Gather the lines from the material that contain "pasazera".

Start of Provided data

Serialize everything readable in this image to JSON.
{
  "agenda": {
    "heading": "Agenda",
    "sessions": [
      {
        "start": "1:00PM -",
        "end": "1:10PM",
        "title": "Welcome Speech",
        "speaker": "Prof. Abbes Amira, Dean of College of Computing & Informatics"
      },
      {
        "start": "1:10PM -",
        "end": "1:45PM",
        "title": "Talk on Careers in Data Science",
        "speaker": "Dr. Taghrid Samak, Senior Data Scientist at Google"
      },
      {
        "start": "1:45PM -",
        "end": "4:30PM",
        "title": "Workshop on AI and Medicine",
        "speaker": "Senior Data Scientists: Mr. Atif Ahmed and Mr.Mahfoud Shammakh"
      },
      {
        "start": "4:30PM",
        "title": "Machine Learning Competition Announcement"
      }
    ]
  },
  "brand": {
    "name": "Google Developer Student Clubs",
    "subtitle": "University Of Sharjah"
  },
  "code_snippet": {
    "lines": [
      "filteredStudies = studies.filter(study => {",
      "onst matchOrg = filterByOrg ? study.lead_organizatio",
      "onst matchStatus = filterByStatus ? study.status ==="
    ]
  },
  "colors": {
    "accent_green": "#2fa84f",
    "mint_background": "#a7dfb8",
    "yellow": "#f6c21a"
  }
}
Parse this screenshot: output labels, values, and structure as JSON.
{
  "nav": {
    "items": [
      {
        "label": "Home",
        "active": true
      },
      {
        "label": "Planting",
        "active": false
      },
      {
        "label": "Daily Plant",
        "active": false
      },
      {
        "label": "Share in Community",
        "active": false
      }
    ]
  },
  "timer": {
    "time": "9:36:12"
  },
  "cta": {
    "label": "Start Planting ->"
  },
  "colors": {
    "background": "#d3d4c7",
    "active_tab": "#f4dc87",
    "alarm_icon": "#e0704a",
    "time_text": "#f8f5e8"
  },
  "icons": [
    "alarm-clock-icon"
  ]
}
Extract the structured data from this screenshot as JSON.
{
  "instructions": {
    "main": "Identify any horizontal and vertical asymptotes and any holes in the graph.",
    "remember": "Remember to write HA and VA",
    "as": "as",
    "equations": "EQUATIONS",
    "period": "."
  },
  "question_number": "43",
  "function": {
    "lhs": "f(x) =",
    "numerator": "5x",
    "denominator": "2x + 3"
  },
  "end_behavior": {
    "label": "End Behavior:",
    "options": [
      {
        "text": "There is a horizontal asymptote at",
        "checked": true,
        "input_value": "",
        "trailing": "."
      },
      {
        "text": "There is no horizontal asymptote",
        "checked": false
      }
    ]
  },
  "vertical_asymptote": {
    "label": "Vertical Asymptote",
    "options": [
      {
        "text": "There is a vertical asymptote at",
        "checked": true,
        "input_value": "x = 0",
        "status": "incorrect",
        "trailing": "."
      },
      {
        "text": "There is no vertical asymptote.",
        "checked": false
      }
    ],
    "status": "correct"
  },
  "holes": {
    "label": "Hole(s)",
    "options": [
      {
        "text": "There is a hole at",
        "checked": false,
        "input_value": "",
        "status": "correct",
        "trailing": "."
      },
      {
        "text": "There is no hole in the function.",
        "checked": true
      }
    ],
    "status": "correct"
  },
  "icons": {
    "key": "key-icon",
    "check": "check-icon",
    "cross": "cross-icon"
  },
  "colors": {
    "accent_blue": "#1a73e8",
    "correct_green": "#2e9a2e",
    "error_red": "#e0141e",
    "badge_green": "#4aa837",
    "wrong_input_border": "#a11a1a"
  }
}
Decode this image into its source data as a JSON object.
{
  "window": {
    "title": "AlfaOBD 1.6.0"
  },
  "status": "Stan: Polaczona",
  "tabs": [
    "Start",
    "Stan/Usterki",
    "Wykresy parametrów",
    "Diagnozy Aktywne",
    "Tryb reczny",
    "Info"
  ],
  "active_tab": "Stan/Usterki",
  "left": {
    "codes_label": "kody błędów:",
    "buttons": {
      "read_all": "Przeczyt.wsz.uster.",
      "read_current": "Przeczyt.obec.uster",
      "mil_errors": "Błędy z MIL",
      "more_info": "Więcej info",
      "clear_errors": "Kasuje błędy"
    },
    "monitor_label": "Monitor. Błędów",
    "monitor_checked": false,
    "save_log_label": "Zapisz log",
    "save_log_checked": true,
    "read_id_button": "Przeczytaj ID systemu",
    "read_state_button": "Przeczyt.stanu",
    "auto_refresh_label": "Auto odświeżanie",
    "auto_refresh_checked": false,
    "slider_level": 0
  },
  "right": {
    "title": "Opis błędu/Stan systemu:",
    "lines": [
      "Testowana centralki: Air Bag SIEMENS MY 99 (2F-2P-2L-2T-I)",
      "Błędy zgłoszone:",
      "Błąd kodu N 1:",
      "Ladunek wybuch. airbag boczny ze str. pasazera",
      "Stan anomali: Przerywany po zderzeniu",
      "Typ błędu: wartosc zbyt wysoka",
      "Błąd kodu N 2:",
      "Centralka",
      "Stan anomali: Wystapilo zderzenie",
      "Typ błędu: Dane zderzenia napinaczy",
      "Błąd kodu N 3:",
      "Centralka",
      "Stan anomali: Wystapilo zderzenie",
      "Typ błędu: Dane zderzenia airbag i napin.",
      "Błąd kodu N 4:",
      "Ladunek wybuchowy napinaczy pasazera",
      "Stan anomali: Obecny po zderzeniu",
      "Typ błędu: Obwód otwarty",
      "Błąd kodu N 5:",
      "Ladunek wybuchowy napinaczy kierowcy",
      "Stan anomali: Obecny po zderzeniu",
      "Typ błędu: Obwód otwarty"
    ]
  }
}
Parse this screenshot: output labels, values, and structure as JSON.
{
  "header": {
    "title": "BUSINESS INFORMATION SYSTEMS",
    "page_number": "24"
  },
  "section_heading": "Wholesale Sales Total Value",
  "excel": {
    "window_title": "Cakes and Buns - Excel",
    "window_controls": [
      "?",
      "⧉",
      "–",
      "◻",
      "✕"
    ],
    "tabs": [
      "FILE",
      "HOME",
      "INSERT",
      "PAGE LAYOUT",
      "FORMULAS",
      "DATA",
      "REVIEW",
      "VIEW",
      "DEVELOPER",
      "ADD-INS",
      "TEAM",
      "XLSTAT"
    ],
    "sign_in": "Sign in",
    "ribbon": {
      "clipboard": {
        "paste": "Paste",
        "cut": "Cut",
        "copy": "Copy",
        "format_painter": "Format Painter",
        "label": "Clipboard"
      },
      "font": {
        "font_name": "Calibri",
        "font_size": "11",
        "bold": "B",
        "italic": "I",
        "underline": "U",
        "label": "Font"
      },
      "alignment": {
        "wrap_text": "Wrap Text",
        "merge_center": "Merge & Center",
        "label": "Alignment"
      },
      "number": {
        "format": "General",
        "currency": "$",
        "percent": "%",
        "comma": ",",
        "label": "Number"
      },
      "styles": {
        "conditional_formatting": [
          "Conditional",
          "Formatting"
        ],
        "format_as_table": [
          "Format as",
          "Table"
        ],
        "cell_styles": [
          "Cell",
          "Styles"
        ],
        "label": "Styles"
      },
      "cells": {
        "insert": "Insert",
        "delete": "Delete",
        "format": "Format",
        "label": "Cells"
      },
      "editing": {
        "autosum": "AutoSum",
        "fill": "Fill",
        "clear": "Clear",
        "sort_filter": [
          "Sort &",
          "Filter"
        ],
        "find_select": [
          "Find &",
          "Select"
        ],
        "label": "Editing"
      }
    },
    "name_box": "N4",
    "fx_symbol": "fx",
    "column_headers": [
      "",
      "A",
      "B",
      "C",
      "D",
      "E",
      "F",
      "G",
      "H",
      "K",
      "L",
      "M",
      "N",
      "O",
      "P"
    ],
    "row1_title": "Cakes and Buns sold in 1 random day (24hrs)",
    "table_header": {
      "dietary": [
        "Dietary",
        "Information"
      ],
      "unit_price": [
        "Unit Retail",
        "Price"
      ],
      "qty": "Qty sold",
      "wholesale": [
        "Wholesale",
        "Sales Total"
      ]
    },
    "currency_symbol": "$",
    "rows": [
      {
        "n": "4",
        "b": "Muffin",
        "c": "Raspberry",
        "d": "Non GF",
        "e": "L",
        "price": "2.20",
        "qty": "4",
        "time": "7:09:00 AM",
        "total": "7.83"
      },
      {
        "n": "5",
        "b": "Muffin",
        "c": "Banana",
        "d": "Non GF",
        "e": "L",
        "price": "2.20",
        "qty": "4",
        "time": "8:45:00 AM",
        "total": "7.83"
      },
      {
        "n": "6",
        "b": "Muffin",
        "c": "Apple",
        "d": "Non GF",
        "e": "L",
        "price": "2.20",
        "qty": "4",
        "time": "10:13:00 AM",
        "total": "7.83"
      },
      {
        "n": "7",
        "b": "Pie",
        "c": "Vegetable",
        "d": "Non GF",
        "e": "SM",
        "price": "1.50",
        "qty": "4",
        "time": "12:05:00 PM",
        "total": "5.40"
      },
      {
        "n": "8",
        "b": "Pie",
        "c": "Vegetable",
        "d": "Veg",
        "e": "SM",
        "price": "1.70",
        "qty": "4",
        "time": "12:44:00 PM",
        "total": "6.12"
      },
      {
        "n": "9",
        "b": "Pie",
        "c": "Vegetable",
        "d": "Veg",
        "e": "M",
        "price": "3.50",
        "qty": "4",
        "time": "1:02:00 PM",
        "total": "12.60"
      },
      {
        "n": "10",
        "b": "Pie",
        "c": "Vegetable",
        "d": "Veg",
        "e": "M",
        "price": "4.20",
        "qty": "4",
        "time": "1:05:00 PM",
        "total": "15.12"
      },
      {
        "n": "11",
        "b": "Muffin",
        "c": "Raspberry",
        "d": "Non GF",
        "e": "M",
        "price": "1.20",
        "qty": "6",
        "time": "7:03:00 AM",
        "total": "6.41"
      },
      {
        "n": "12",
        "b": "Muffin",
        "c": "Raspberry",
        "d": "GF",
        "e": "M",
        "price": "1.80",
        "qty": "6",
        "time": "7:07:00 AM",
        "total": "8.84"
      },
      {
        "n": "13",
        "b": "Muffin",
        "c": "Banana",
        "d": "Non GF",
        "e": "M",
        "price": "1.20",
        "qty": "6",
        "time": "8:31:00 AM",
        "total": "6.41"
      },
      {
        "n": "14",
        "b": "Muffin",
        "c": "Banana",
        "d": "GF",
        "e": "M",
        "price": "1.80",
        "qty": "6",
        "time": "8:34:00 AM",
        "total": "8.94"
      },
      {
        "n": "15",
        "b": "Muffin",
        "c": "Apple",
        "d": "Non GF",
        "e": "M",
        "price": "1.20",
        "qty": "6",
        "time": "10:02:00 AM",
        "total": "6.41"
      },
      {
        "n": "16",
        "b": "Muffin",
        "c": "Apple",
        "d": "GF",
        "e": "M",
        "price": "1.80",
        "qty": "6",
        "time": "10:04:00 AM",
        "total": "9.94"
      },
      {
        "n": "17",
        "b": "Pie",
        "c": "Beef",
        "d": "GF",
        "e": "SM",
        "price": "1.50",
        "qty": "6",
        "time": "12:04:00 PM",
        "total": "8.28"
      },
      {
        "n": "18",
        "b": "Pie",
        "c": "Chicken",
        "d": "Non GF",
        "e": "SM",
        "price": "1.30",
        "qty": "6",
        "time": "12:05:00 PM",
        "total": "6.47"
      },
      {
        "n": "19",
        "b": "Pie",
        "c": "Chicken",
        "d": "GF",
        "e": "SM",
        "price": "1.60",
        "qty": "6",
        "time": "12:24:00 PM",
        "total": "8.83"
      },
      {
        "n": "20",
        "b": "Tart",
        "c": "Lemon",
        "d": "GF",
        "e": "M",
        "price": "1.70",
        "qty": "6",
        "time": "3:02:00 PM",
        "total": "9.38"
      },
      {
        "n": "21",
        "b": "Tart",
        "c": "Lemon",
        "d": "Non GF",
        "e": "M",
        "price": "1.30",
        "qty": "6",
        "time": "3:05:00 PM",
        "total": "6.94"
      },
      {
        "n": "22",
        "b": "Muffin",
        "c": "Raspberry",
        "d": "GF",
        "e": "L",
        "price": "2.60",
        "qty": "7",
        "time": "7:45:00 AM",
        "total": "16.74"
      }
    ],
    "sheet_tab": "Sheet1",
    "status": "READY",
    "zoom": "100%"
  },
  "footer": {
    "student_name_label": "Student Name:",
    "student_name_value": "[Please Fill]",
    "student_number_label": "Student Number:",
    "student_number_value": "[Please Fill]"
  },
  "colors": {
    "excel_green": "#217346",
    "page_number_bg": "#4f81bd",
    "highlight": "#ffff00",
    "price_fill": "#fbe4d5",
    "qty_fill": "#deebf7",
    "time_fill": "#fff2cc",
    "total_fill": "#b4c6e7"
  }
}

End of Provided data

### Reply
      "Ladunek wybuch. airbag boczny ze str. pasazera",
      "Ladunek wybuchowy napinaczy pasazera",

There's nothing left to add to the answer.